### WHAT IS ASKED
1. Return the passage from the page on square and diamond mesh, starting with "The joint structure on" and going on through "thick, for example.".
2. According to the page on square and diamond mesh, which strand accounts for most of the overall thickness of square netting?

Product Characteristics of Square and Diamond Mesh

Joint Structure

Although both diamond netting and square netting are extruded, the processes used to produce the products result in quite different product characteristics, which may be important in some applications. Diamond netting is produced with the strands in each direction overlaying each other. The joint structure of the product can be described as a strand over another strand. The overall thickness of the product will essentially be twice the thickness of each strand, although there may be some melding of the strands at the joint. Normally, the strands in each direction are produced uniformly, and the product looks the same from one side of the material as the other. This type of netting is marketed as “bi-planar”, as both sides are structurally the same, the strands forming a plane or channel along the net.

The joint structure on square netting is quite different. The two strands that form the joint, the “machine direction” strand running the length of the roll and the “cross direction” strand running the width of the roll, are not stacked one over the other as in diamond netting. Generally, the machine direction strand is thicker than the cross direction strand. The overall thickness of the netting is mostly comprised of the machine direction strand thickness.

In diamond netting, the overall thickness of the netting is the summation of the thickness of the two overlaying strands. For example, two strands each .015″ thick overlaying each other results in a diamond net that is .030″ thick overall. Whereas, a .030″ thick square netting will likely have a .030″ machine direction strand and a smaller cross direction strand, perhaps around .024″ thick, for example.

In looking at a cross section of a diamond net joint, the strands are joined in the middle of the joint, whereas with square net the strands are joined on the bottom side of the joint. As a result of this joint configuration, square netting usually has one side of the material that is smooth, that is, both the machine and cross strands are flush on the same plane, and one side that is “bumpy”, where the machine direction strand has a higher profile than the cross strands.


Hole Shape and Size

Beyond the obvious fact that the diamond net process produces netting with diamond-shaped holes and the square net process produces net with square holes, there are wide varieties that are available with both processes.

### EXTRACTED MATERIAL
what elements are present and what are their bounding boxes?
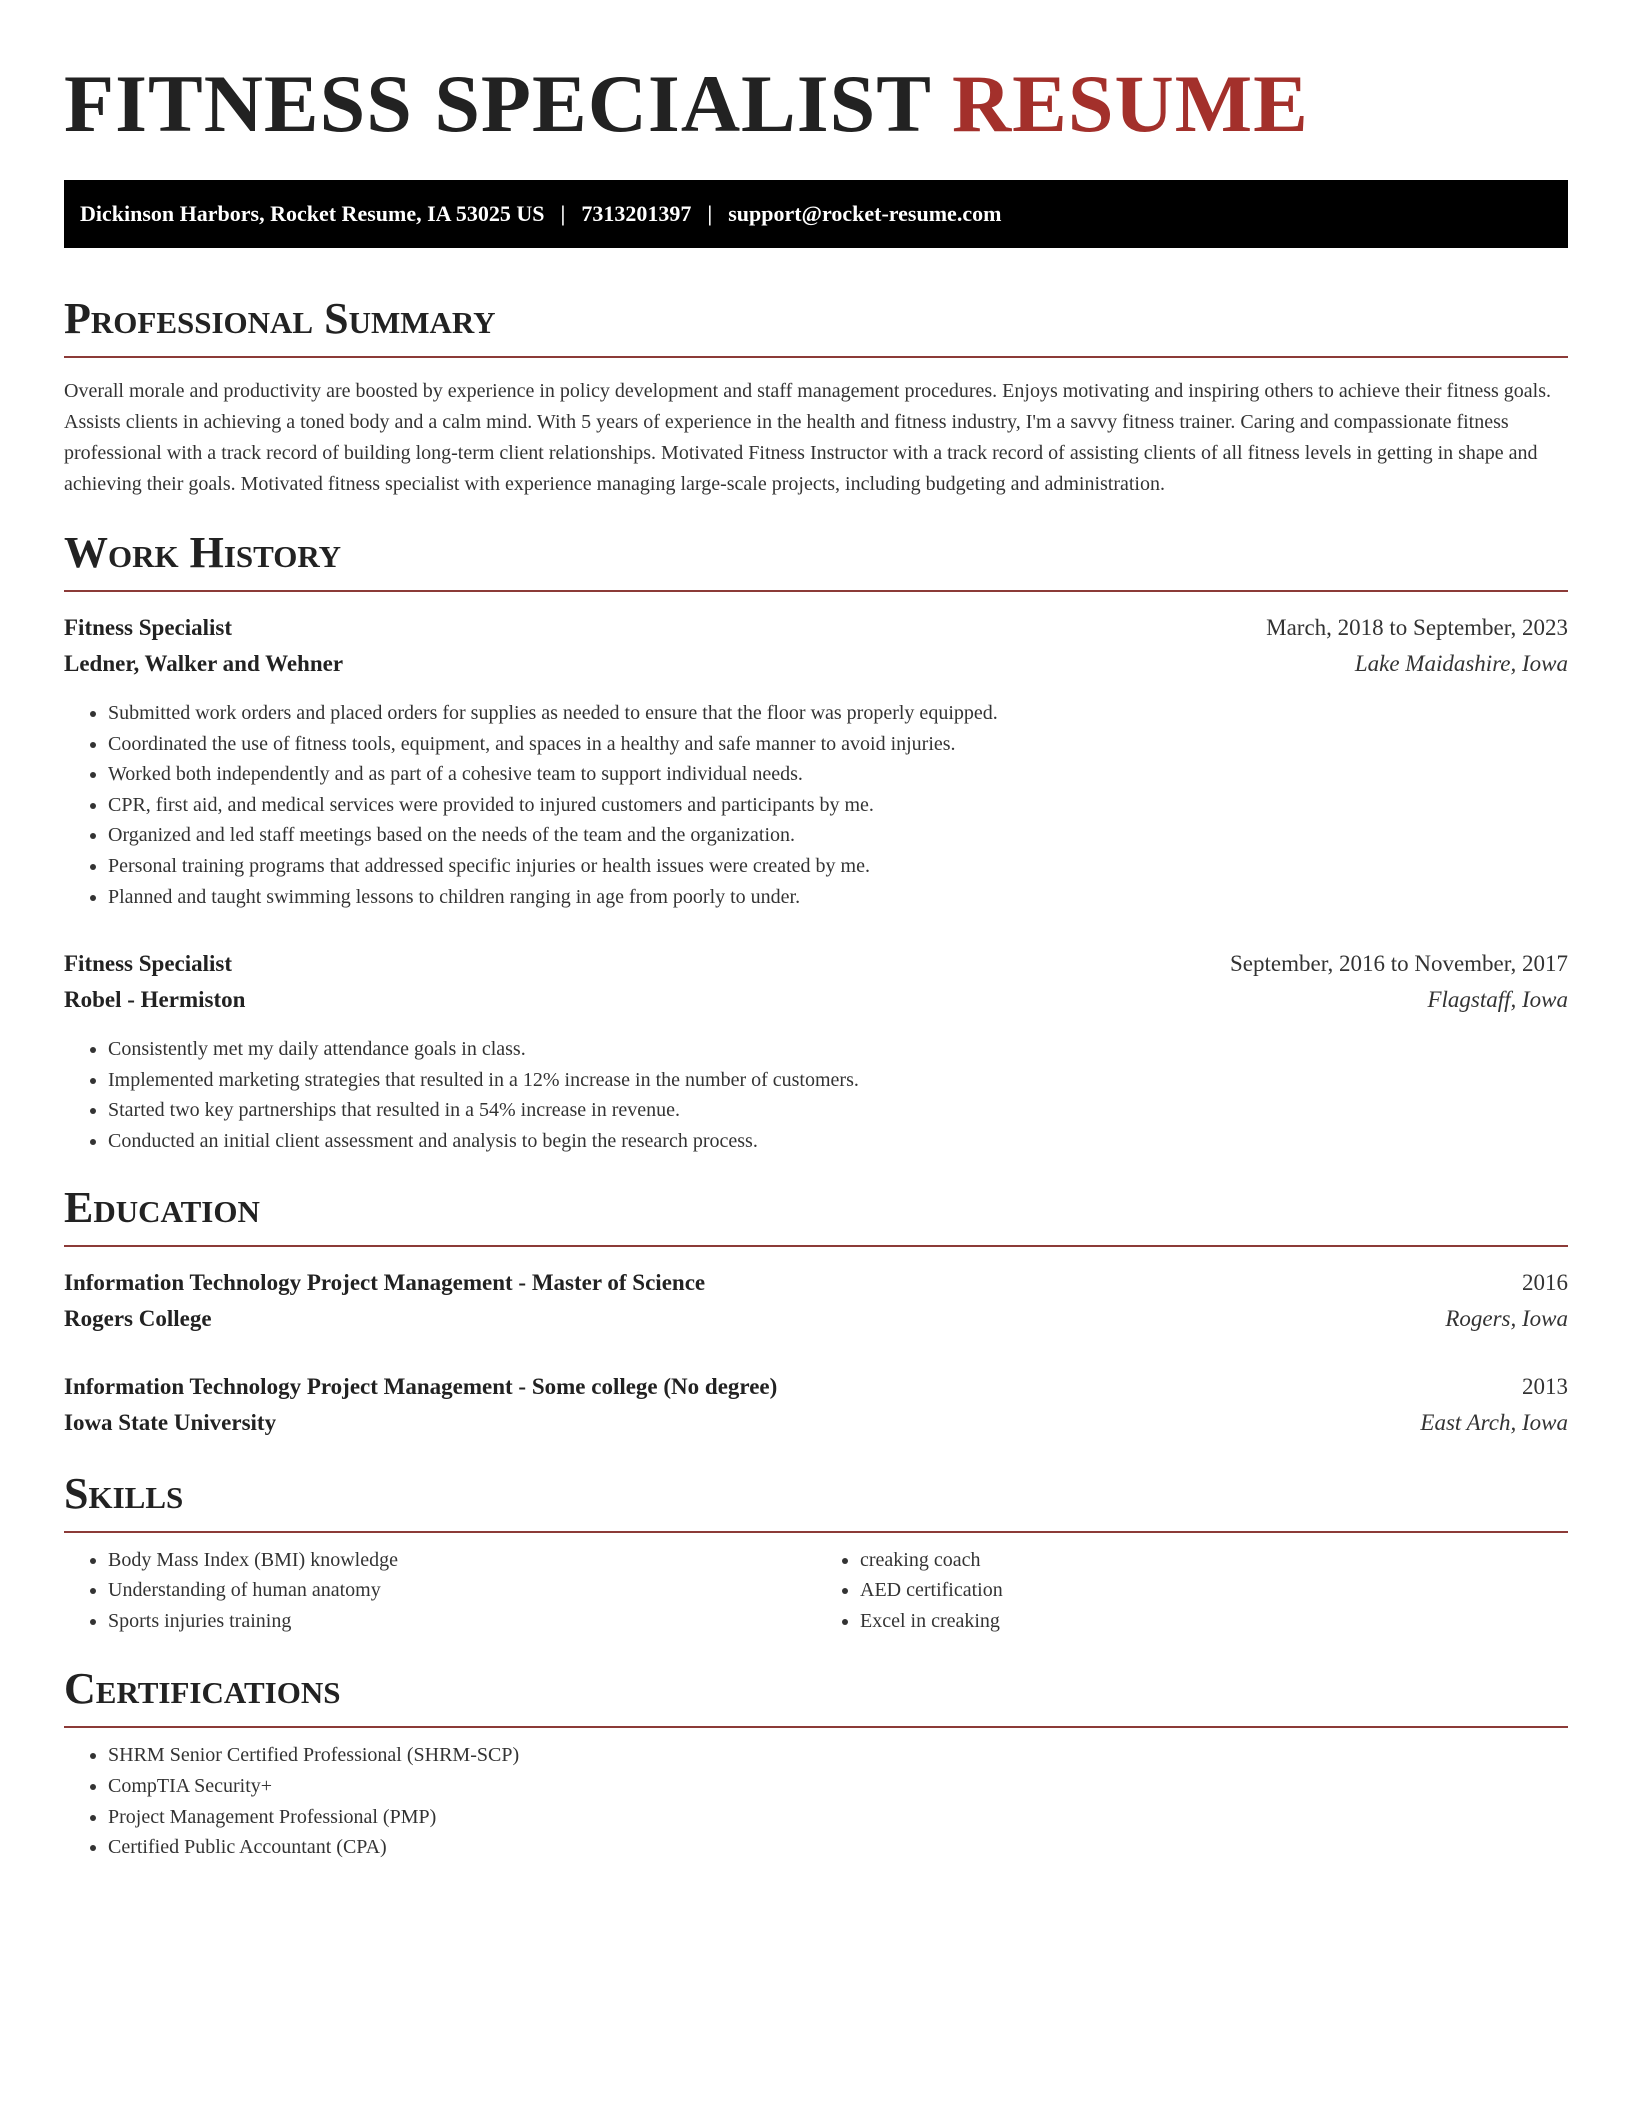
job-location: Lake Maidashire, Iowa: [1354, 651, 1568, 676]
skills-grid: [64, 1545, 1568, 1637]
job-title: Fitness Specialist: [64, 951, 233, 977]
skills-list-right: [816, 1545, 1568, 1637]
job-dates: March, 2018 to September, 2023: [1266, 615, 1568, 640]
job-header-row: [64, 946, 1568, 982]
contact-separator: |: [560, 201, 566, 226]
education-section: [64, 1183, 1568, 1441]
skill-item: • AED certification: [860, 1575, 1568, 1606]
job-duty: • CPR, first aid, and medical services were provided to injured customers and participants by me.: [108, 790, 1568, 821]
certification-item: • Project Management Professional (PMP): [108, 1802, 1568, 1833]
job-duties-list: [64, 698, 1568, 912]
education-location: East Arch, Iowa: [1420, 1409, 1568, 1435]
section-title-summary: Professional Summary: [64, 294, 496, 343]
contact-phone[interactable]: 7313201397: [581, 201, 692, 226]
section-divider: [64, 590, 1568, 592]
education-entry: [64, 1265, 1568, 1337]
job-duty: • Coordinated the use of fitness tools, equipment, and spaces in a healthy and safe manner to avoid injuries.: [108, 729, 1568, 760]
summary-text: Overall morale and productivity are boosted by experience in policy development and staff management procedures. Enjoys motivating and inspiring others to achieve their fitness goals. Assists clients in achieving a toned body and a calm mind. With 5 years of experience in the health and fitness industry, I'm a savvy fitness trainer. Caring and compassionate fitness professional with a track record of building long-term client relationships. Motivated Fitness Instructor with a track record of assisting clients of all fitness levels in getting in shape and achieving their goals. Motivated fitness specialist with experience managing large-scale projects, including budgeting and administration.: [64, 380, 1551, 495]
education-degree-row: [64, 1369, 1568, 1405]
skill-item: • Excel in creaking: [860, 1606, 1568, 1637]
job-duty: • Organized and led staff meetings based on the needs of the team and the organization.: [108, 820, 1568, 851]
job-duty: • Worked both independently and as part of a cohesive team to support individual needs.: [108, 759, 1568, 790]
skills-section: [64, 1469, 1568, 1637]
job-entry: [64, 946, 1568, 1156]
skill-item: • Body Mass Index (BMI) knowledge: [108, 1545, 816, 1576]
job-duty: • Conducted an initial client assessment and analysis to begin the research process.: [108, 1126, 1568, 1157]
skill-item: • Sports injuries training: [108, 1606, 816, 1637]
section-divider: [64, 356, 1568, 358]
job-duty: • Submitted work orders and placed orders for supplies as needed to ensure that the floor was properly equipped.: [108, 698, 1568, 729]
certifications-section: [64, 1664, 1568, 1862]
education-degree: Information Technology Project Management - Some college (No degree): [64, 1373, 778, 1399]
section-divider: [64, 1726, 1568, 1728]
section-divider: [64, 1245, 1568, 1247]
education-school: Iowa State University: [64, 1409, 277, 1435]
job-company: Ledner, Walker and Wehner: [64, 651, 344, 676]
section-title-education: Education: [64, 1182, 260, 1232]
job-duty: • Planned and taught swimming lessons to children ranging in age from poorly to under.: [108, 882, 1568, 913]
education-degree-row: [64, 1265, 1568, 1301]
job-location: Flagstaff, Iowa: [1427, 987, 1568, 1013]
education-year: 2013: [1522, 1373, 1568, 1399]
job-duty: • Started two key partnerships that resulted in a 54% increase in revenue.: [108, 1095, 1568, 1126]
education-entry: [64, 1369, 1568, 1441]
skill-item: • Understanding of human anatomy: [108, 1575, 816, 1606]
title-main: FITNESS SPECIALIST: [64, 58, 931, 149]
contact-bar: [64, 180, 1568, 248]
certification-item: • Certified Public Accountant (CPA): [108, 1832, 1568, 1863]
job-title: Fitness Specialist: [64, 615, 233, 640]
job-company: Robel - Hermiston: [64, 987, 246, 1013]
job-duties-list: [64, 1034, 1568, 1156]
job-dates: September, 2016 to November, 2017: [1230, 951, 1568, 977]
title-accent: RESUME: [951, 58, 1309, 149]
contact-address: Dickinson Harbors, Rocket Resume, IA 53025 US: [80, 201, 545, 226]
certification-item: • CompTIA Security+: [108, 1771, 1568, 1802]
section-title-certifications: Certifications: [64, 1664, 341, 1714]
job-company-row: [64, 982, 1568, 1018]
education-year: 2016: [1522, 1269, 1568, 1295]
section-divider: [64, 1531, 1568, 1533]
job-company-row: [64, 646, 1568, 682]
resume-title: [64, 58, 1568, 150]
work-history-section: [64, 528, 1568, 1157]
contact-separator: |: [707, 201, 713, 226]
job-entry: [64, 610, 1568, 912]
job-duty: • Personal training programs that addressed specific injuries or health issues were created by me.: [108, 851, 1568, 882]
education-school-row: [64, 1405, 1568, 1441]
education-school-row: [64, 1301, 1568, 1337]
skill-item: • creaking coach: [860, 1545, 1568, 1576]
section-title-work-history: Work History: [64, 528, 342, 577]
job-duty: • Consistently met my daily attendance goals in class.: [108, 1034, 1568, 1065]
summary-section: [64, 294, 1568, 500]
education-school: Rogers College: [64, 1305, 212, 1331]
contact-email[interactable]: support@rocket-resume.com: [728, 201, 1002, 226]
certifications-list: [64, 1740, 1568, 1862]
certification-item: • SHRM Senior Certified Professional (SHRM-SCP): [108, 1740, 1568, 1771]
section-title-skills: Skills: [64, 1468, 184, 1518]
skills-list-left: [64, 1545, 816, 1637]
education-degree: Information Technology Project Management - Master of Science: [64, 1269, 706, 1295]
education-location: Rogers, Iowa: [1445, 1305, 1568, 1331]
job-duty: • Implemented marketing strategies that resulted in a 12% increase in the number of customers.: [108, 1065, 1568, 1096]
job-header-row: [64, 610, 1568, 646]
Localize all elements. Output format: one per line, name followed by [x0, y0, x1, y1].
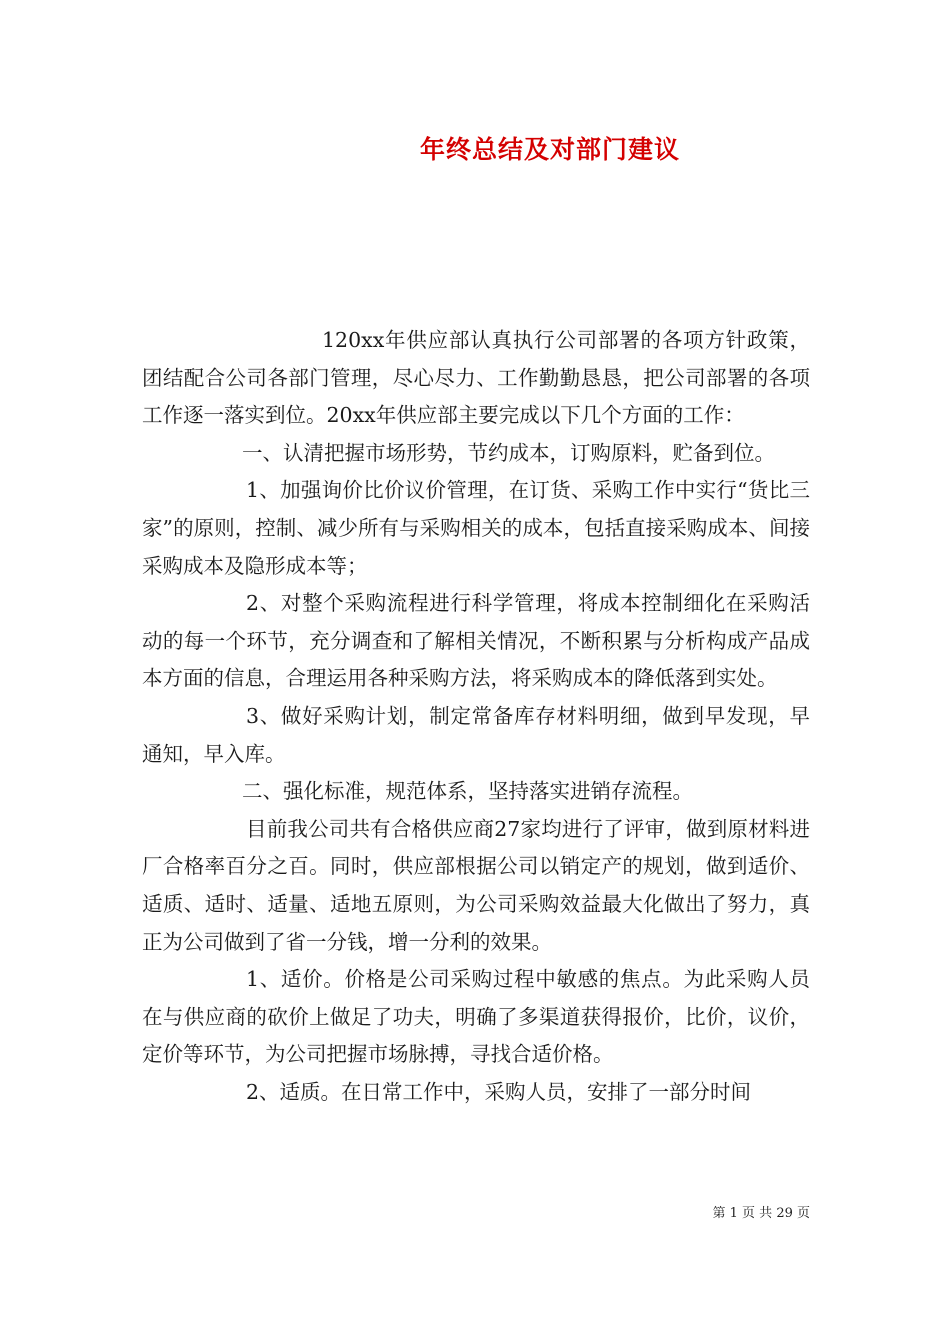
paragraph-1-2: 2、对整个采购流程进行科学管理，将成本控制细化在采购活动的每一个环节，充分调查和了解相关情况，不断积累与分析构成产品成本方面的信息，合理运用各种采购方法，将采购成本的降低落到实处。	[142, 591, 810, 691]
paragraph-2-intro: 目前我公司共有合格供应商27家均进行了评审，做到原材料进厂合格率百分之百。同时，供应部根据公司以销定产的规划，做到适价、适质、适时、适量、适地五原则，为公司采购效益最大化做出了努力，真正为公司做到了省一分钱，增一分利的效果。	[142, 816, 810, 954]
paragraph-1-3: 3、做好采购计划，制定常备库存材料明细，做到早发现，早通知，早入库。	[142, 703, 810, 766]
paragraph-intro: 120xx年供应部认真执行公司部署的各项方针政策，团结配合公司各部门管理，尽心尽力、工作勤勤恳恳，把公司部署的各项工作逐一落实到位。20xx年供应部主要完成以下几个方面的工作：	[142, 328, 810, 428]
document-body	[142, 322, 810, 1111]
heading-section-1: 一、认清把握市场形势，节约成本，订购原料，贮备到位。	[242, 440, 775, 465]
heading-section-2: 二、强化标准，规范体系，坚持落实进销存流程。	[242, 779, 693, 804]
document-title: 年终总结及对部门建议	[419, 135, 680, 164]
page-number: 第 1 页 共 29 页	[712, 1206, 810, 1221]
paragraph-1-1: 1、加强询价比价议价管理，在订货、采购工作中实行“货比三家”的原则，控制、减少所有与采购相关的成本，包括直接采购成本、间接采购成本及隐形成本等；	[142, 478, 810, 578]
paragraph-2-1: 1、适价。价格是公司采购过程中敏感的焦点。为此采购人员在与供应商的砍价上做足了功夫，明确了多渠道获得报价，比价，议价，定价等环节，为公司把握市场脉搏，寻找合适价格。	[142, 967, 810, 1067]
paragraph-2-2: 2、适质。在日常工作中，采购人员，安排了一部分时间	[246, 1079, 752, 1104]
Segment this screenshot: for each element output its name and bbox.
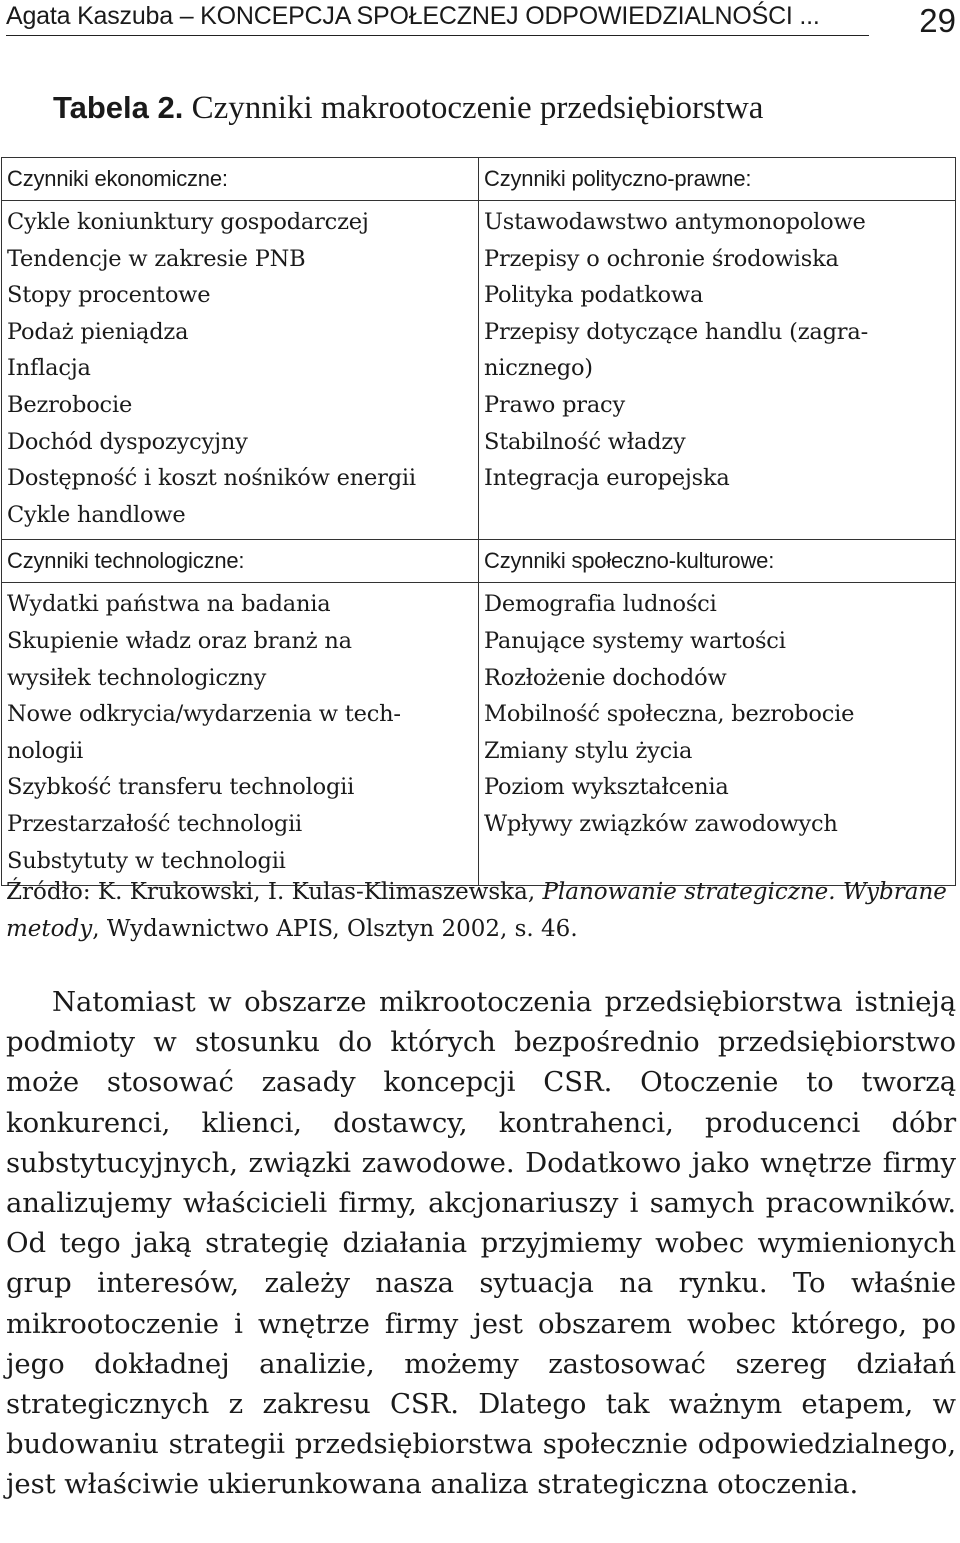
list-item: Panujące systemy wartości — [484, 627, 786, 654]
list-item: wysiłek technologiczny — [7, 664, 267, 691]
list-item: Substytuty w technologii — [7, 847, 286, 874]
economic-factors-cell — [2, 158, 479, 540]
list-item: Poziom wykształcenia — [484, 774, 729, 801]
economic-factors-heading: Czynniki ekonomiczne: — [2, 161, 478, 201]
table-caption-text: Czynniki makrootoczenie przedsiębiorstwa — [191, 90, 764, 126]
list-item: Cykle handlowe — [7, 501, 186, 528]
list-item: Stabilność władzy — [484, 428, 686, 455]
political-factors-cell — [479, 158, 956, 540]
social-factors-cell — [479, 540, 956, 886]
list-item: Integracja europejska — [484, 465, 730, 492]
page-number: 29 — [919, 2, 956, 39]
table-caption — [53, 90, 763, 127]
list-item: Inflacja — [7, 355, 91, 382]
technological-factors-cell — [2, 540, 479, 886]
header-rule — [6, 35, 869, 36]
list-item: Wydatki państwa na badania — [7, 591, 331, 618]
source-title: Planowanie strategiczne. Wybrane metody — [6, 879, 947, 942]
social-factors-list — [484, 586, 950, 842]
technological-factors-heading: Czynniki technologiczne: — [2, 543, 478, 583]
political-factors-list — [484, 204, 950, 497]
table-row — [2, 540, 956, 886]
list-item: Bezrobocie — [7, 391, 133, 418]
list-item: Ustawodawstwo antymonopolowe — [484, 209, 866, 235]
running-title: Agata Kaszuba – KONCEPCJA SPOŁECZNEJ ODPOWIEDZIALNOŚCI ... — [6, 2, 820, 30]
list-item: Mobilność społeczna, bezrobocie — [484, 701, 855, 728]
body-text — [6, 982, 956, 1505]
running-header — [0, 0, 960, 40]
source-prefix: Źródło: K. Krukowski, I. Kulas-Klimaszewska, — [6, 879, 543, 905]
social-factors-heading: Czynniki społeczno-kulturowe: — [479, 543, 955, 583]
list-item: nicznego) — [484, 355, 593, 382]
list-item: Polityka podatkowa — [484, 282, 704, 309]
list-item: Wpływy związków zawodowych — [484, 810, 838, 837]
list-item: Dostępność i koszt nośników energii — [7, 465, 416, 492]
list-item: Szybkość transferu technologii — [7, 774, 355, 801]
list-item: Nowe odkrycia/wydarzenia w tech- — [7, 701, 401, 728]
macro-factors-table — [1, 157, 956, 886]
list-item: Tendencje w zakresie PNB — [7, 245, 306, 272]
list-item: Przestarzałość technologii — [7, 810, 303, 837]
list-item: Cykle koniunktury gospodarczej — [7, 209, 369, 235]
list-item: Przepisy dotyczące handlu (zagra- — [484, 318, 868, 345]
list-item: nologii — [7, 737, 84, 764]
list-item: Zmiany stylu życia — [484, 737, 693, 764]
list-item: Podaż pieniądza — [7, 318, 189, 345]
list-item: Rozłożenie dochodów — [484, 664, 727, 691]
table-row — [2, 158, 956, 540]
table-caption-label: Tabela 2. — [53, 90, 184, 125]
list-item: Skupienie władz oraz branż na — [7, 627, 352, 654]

### SOLUTIONS TO THE TASKS
1.
The joint structure on square netting is quite different. The two strands that form the joint, the “machine direction” strand running the length of the roll and the “cross direction” strand running the width of the roll, are not stacked one over the other as in diamond netting. Generally, the machine direction strand is thicker than the cross direction strand. The overall thickness of the netting is mostly comprised of the machine direction strand thickness.

In diamond netting, the overall thickness of the netting is the summation of the thickness of the two overlaying strands. For example, two strands each .015″ thick overlaying each other results in a diamond net that is .030″ thick overall. Whereas, a .030″ thick square netting will likely have a .030″ machine direction strand and a smaller cross direction strand, perhaps around .024″ thick, for example.

2. The machine direction strand.